- [Material to process]:
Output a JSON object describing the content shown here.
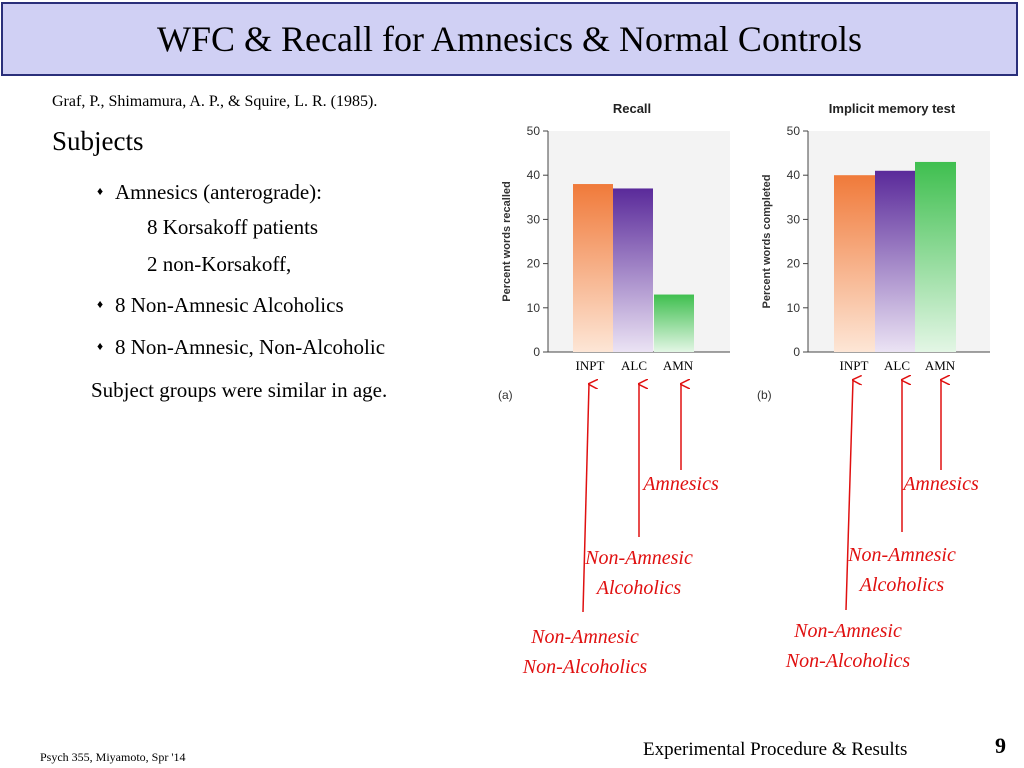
{
  "header": {
    "title": "WFC & Recall for Amnesics & Normal Controls"
  },
  "left": {
    "citation": "Graf, P., Shimamura, A. P., & Squire, L. R. (1985).",
    "heading": "Subjects",
    "amnesics": "Amnesics (anterograde):",
    "korsakoff": "8 Korsakoff patients",
    "non_korsakoff": "2 non-Korsakoff,",
    "alcoholics": "8 Non-Amnesic Alcoholics",
    "controls": "8 Non-Amnesic, Non-Alcoholic",
    "age_note": "Subject groups were similar in age."
  },
  "annotations": {
    "amnesics": "Amnesics",
    "na_alc_line1": "Non-Amnesic",
    "na_alc_line2": "Alcoholics",
    "na_nonalc_line1": "Non-Amnesic",
    "na_nonalc_line2": "Non-Alcoholics"
  },
  "colors": {
    "inpt": "#f07a3a",
    "alc": "#5a2a9a",
    "amn": "#3fbf4f",
    "arrow": "#e01010",
    "title_bg": "#d0d0f4",
    "title_border": "#2a2f7a"
  },
  "chart_data": [
    {
      "type": "bar",
      "title": "Recall",
      "panel_label": "(a)",
      "ylabel": "Percent words recalled",
      "categories": [
        "INPT",
        "ALC",
        "AMN"
      ],
      "values": [
        38,
        37,
        13
      ],
      "ylim": [
        0,
        50
      ],
      "yticks": [
        0,
        10,
        20,
        30,
        40,
        50
      ],
      "grid": false
    },
    {
      "type": "bar",
      "title": "Implicit memory test",
      "panel_label": "(b)",
      "ylabel": "Percent words completed",
      "categories": [
        "INPT",
        "ALC",
        "AMN"
      ],
      "values": [
        40,
        41,
        43
      ],
      "ylim": [
        0,
        50
      ],
      "yticks": [
        0,
        10,
        20,
        30,
        40,
        50
      ],
      "grid": false
    }
  ],
  "footer": {
    "left": "Psych 355, Miyamoto, Spr '14",
    "right": "Experimental Procedure & Results",
    "page": "9"
  }
}
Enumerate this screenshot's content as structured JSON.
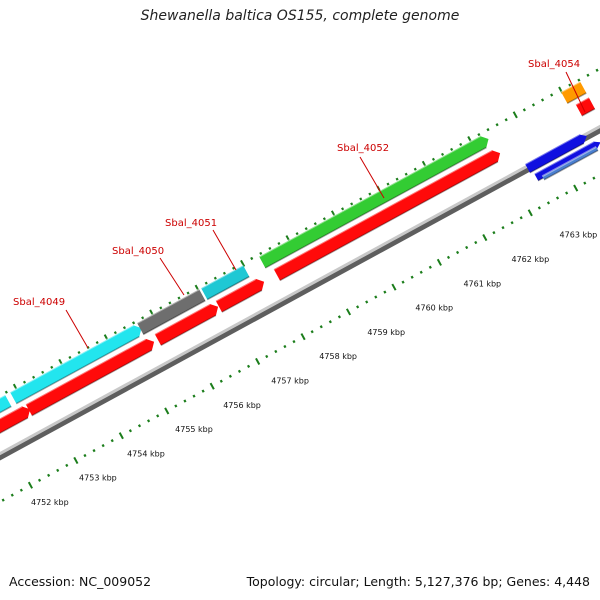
{
  "title": "Shewanella baltica OS155, complete genome",
  "accession": "Accession: NC_009052",
  "summary": "Topology: circular; Length: 5,127,376 bp; Genes: 4,448",
  "colors": {
    "cyan": "#22e5ee",
    "gray": "#6e6e6e",
    "teal": "#1fc8d4",
    "green": "#33cc33",
    "orange": "#ff9a00",
    "blue": "#1010e0",
    "steelblue": "#4a7fd0",
    "red": "#ff0a0a",
    "backbone": "#8a8a8a",
    "tick": "#1b7d1b",
    "gene_label": "#cc0000"
  },
  "genes": [
    {
      "label": "Sbal_4049",
      "color": "cyan"
    },
    {
      "label": "Sbal_4050",
      "color": "gray"
    },
    {
      "label": "Sbal_4051",
      "color": "teal"
    },
    {
      "label": "Sbal_4052",
      "color": "green"
    },
    {
      "label": "Sbal_4054",
      "color": "orange"
    }
  ],
  "scale_labels": [
    "4752 kbp",
    "4753 kbp",
    "4754 kbp",
    "4755 kbp",
    "4756 kbp",
    "4757 kbp",
    "4758 kbp",
    "4759 kbp",
    "4760 kbp",
    "4761 kbp",
    "4762 kbp",
    "4763 kbp"
  ]
}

- [Exercise]: Going through the data above, return each line with the word "ylabel".

- [Task response]:
      "ylabel": "Percent words recalled",
      "ylabel": "Percent words completed",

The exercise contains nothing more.